__Exercise aim__
Check each line of the records below for the string "nfemales", then state how many lines contain it, with no other output.

__Data supplied__
— Start —

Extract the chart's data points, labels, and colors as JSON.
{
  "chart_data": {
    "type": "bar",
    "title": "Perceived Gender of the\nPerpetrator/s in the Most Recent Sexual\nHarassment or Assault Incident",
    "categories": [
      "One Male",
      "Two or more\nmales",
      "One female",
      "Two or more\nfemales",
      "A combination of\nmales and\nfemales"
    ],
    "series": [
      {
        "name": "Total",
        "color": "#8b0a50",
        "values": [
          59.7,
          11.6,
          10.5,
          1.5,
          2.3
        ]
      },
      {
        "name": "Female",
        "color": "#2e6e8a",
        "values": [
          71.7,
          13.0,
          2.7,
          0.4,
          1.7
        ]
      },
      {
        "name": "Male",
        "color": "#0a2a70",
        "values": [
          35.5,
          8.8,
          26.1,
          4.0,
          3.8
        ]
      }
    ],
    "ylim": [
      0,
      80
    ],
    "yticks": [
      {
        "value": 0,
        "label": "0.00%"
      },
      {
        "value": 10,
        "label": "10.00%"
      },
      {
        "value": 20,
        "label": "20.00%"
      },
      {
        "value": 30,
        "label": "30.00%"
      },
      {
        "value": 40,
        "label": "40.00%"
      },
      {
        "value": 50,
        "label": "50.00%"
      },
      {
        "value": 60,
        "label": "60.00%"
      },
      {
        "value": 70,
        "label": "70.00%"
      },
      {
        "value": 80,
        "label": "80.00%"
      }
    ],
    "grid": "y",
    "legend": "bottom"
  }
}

— End —

__Result of the task__
2